— REQUIRED WORK —
Each line that holds the word "voldoende" should be returned.

— DATA SHOWN —
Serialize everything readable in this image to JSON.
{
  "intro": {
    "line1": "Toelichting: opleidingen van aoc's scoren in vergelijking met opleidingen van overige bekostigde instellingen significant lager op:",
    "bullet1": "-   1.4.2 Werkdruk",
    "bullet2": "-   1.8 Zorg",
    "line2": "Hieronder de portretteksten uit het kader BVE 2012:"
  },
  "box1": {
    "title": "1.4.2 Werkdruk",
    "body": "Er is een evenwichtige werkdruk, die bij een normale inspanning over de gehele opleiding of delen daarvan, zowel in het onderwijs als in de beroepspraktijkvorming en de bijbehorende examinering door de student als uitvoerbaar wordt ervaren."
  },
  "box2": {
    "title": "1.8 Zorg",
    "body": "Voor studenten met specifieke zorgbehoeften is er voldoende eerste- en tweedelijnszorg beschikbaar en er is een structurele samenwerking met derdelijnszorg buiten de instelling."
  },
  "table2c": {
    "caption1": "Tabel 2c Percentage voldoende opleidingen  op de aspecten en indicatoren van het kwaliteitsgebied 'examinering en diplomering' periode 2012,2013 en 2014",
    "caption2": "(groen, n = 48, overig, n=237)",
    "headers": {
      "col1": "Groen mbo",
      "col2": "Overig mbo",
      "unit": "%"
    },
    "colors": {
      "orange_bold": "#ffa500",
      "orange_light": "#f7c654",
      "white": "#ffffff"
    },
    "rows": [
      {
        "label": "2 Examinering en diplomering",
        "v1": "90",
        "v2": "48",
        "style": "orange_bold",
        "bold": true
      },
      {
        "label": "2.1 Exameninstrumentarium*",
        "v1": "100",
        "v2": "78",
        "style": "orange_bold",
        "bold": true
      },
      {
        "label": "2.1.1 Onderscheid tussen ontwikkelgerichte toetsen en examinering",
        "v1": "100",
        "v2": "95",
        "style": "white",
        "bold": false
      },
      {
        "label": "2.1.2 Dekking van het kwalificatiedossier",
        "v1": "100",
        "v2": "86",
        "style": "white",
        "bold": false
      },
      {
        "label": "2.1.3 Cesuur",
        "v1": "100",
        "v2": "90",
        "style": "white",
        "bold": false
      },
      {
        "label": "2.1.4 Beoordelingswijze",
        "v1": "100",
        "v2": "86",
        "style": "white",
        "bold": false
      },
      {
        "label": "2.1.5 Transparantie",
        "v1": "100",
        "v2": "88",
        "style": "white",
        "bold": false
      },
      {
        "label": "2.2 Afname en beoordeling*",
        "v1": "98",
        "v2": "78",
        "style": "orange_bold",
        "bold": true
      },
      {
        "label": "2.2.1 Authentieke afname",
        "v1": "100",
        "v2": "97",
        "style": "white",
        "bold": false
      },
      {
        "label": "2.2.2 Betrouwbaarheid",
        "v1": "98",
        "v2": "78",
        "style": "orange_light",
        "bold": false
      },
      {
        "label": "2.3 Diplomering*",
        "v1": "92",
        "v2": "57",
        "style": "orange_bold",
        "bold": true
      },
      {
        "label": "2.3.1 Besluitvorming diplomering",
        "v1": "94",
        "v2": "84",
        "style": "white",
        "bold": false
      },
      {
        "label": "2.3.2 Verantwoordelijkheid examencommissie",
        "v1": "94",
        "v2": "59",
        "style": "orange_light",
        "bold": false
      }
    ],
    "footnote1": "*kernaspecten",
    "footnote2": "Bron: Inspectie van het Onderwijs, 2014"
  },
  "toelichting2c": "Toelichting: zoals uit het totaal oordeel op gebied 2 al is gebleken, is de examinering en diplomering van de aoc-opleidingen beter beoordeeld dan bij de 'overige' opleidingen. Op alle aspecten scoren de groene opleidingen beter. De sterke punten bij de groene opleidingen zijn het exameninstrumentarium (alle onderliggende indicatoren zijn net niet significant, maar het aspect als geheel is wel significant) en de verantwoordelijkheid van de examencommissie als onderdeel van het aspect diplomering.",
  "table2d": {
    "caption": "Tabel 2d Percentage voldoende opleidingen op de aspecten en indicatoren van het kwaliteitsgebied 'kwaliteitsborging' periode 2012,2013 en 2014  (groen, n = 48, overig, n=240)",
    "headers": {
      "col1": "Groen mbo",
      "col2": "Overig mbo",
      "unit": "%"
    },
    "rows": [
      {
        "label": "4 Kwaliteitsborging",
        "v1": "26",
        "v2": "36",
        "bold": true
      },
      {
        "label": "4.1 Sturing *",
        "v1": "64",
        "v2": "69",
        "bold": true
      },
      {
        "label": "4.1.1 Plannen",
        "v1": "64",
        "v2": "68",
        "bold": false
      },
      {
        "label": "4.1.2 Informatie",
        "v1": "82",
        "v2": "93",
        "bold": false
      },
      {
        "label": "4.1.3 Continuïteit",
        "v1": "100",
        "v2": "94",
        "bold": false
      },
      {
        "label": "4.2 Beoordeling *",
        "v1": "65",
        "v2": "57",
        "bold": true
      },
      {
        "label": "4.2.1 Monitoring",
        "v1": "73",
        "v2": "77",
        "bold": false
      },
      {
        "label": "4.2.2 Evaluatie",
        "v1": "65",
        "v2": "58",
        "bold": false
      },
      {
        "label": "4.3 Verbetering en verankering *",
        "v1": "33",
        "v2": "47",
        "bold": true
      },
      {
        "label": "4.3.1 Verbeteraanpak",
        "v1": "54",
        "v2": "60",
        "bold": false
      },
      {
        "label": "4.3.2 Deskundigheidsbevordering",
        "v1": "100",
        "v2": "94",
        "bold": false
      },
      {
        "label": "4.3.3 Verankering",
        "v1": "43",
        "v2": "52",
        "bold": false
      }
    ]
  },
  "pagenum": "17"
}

— WRITTEN ANSWER —
    "body": "Voor studenten met specifieke zorgbehoeften is er voldoende eerste- en tweedelijnszorg beschikbaar en er is een structurele samenwerking met derdelijnszorg buiten de instelling."
    "caption1": "Tabel 2c Percentage voldoende opleidingen  op de aspecten en indicatoren van het kwaliteitsgebied 'examinering en diplomering' periode 2012,2013 en 2014",
    "caption": "Tabel 2d Percentage voldoende opleidingen op de aspecten en indicatoren van het kwaliteitsgebied 'kwaliteitsborging' periode 2012,2013 en 2014  (groen, n = 48, overig, n=240)",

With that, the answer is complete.